아래의 모든 행을 한 글자도 바꾸지 말고 그대로 옮겨 적으세요.
==*==
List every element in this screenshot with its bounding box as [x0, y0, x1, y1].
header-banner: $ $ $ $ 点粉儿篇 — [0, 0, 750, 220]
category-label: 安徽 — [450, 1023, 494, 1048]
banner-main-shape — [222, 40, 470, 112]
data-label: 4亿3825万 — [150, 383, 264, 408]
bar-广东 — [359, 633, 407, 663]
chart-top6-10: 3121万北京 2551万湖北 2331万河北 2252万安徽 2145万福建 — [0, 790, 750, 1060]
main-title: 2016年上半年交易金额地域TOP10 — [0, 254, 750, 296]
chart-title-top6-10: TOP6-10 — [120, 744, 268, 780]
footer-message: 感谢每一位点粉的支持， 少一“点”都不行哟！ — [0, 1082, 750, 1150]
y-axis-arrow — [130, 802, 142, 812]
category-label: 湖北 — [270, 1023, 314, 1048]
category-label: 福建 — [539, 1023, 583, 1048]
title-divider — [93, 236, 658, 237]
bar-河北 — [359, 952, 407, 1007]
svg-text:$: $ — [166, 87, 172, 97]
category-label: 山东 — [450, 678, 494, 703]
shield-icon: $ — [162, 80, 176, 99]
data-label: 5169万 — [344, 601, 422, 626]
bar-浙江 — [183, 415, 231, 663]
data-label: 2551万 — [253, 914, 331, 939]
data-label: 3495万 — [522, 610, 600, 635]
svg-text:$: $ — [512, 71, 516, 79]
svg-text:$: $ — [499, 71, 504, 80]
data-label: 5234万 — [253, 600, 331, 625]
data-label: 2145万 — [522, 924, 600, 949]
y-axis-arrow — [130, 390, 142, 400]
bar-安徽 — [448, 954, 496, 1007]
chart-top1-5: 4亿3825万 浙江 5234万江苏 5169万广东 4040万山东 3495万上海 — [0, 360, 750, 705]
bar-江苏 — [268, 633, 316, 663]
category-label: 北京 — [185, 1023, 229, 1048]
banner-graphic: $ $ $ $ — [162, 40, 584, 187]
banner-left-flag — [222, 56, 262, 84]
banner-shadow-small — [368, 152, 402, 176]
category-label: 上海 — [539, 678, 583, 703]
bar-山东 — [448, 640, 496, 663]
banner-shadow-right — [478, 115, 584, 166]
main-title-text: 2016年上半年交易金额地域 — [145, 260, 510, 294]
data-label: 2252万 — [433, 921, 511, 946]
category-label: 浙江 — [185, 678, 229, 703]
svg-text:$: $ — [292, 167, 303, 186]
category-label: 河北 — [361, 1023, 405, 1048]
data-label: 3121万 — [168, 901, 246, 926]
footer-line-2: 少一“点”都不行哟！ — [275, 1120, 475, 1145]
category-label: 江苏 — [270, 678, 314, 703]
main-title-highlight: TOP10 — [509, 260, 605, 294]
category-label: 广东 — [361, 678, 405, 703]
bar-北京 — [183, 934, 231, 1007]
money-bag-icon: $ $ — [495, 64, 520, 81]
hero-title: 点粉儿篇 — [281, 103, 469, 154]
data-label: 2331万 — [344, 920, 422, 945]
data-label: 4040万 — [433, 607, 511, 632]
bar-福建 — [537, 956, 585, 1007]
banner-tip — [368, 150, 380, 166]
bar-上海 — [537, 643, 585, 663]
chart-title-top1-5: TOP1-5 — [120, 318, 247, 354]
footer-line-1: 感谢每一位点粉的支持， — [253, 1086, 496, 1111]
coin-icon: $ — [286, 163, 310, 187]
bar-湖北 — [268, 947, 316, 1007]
==*==
연습 문제 정답 =>
List every element in this screenshot with its bounding box as [x0, y0, x1, y1].
header-banner: $ $ $ $ 点粉儿篇 — [0, 0, 750, 220]
category-label: 安徽 — [450, 1023, 494, 1048]
banner-main-shape — [222, 40, 470, 112]
data-label: 4亿3825万 — [150, 383, 264, 408]
bar-广东 — [359, 633, 407, 663]
chart-top6-10: 3121万北京 2551万湖北 2331万河北 2252万安徽 2145万福建 — [0, 790, 750, 1060]
main-title: 2016年上半年交易金额地域TOP10 — [0, 254, 750, 296]
chart-title-top6-10: TOP6-10 — [120, 744, 268, 780]
footer-message: 感谢每一位点粉的支持， 少一“点”都不行哟！ — [0, 1082, 750, 1150]
y-axis-arrow — [130, 802, 142, 812]
category-label: 湖北 — [270, 1023, 314, 1048]
category-label: 福建 — [539, 1023, 583, 1048]
title-divider — [93, 236, 658, 237]
bar-河北 — [359, 952, 407, 1007]
svg-text:$: $ — [166, 87, 172, 97]
category-label: 山东 — [450, 678, 494, 703]
shield-icon: $ — [162, 80, 176, 99]
data-label: 5169万 — [344, 601, 422, 626]
bar-浙江 — [183, 415, 231, 663]
data-label: 2551万 — [253, 914, 331, 939]
data-label: 3495万 — [522, 610, 600, 635]
svg-text:$: $ — [512, 71, 516, 79]
svg-text:$: $ — [499, 71, 504, 80]
data-label: 5234万 — [253, 600, 331, 625]
data-label: 2145万 — [522, 924, 600, 949]
y-axis-arrow — [130, 390, 142, 400]
bar-安徽 — [448, 954, 496, 1007]
chart-top1-5: 4亿3825万 浙江 5234万江苏 5169万广东 4040万山东 3495万上海 — [0, 360, 750, 705]
bar-江苏 — [268, 633, 316, 663]
category-label: 北京 — [185, 1023, 229, 1048]
banner-graphic: $ $ $ $ — [162, 40, 584, 187]
banner-left-flag — [222, 56, 262, 84]
banner-shadow-small — [368, 152, 402, 176]
category-label: 上海 — [539, 678, 583, 703]
bar-山东 — [448, 640, 496, 663]
banner-shadow-right — [478, 115, 584, 166]
main-title-text: 2016年上半年交易金额地域 — [145, 260, 510, 294]
data-label: 2252万 — [433, 921, 511, 946]
category-label: 浙江 — [185, 678, 229, 703]
svg-text:$: $ — [292, 167, 303, 186]
category-label: 河北 — [361, 1023, 405, 1048]
data-label: 3121万 — [168, 901, 246, 926]
footer-line-2: 少一“点”都不行哟！ — [275, 1120, 475, 1145]
category-label: 江苏 — [270, 678, 314, 703]
main-title-highlight: TOP10 — [509, 260, 605, 294]
category-label: 广东 — [361, 678, 405, 703]
bar-北京 — [183, 934, 231, 1007]
money-bag-icon: $ $ — [495, 64, 520, 81]
hero-title: 点粉儿篇 — [281, 103, 469, 154]
data-label: 2331万 — [344, 920, 422, 945]
data-label: 4040万 — [433, 607, 511, 632]
bar-福建 — [537, 956, 585, 1007]
banner-tip — [368, 150, 380, 166]
bar-上海 — [537, 643, 585, 663]
chart-title-top1-5: TOP1-5 — [120, 318, 247, 354]
footer-line-1: 感谢每一位点粉的支持， — [253, 1086, 496, 1111]
coin-icon: $ — [286, 163, 310, 187]
bar-湖北 — [268, 947, 316, 1007]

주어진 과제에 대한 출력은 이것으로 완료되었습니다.